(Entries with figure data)
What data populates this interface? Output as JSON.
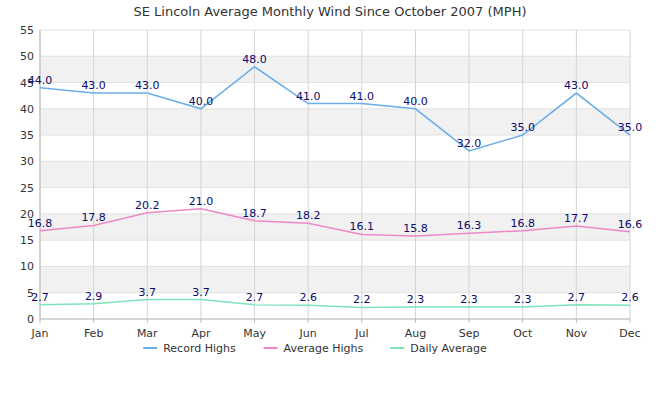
{
  "chart_data": {
    "type": "line",
    "title": "SE Lincoln Average Monthly Wind Since October 2007 (MPH)",
    "categories": [
      "Jan",
      "Feb",
      "Mar",
      "Apr",
      "May",
      "Jun",
      "Jul",
      "Aug",
      "Sep",
      "Oct",
      "Nov",
      "Dec"
    ],
    "series": [
      {
        "name": "Record Highs",
        "color": "#6aaee8",
        "values": [
          44,
          43,
          43,
          40,
          48,
          41,
          41,
          40,
          32,
          35,
          43,
          35
        ],
        "value_labels": [
          "44.0",
          "43.0",
          "43.0",
          "40.0",
          "48.0",
          "41.0",
          "41.0",
          "40.0",
          "32.0",
          "35.0",
          "43.0",
          "35.0"
        ]
      },
      {
        "name": "Average Highs",
        "color": "#ee88c8",
        "values": [
          16.8,
          17.8,
          20.2,
          21.0,
          18.7,
          18.2,
          16.1,
          15.8,
          16.3,
          16.8,
          17.7,
          16.6
        ],
        "value_labels": [
          "16.8",
          "17.8",
          "20.2",
          "21.0",
          "18.7",
          "18.2",
          "16.1",
          "15.8",
          "16.3",
          "16.8",
          "17.7",
          "16.6"
        ]
      },
      {
        "name": "Daily Average",
        "color": "#7de3b8",
        "values": [
          2.7,
          2.9,
          3.7,
          3.7,
          2.7,
          2.6,
          2.2,
          2.3,
          2.3,
          2.3,
          2.7,
          2.6
        ],
        "value_labels": [
          "2.7",
          "2.9",
          "3.7",
          "3.7",
          "2.7",
          "2.6",
          "2.2",
          "2.3",
          "2.3",
          "2.3",
          "2.7",
          "2.6"
        ]
      }
    ],
    "ylim": [
      0,
      55
    ],
    "yticks": [
      0,
      5,
      10,
      15,
      20,
      25,
      30,
      35,
      40,
      45,
      50,
      55
    ],
    "grid": true,
    "legend": "bottom",
    "data_labels": true
  }
}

• [Task]:
Every record gets retyped exactly; no picture goes into the copy.

• [The result]:
What data populates this interface? Output as JSON.
{
  "chart_data": {
    "type": "line",
    "title": "SE Lincoln Average Monthly Wind Since October 2007 (MPH)",
    "categories": [
      "Jan",
      "Feb",
      "Mar",
      "Apr",
      "May",
      "Jun",
      "Jul",
      "Aug",
      "Sep",
      "Oct",
      "Nov",
      "Dec"
    ],
    "series": [
      {
        "name": "Record Highs",
        "color": "#6aaee8",
        "values": [
          44,
          43,
          43,
          40,
          48,
          41,
          41,
          40,
          32,
          35,
          43,
          35
        ],
        "value_labels": [
          "44.0",
          "43.0",
          "43.0",
          "40.0",
          "48.0",
          "41.0",
          "41.0",
          "40.0",
          "32.0",
          "35.0",
          "43.0",
          "35.0"
        ]
      },
      {
        "name": "Average Highs",
        "color": "#ee88c8",
        "values": [
          16.8,
          17.8,
          20.2,
          21.0,
          18.7,
          18.2,
          16.1,
          15.8,
          16.3,
          16.8,
          17.7,
          16.6
        ],
        "value_labels": [
          "16.8",
          "17.8",
          "20.2",
          "21.0",
          "18.7",
          "18.2",
          "16.1",
          "15.8",
          "16.3",
          "16.8",
          "17.7",
          "16.6"
        ]
      },
      {
        "name": "Daily Average",
        "color": "#7de3b8",
        "values": [
          2.7,
          2.9,
          3.7,
          3.7,
          2.7,
          2.6,
          2.2,
          2.3,
          2.3,
          2.3,
          2.7,
          2.6
        ],
        "value_labels": [
          "2.7",
          "2.9",
          "3.7",
          "3.7",
          "2.7",
          "2.6",
          "2.2",
          "2.3",
          "2.3",
          "2.3",
          "2.7",
          "2.6"
        ]
      }
    ],
    "ylim": [
      0,
      55
    ],
    "yticks": [
      0,
      5,
      10,
      15,
      20,
      25,
      30,
      35,
      40,
      45,
      50,
      55
    ],
    "grid": true,
    "legend": "bottom",
    "data_labels": true
  }
}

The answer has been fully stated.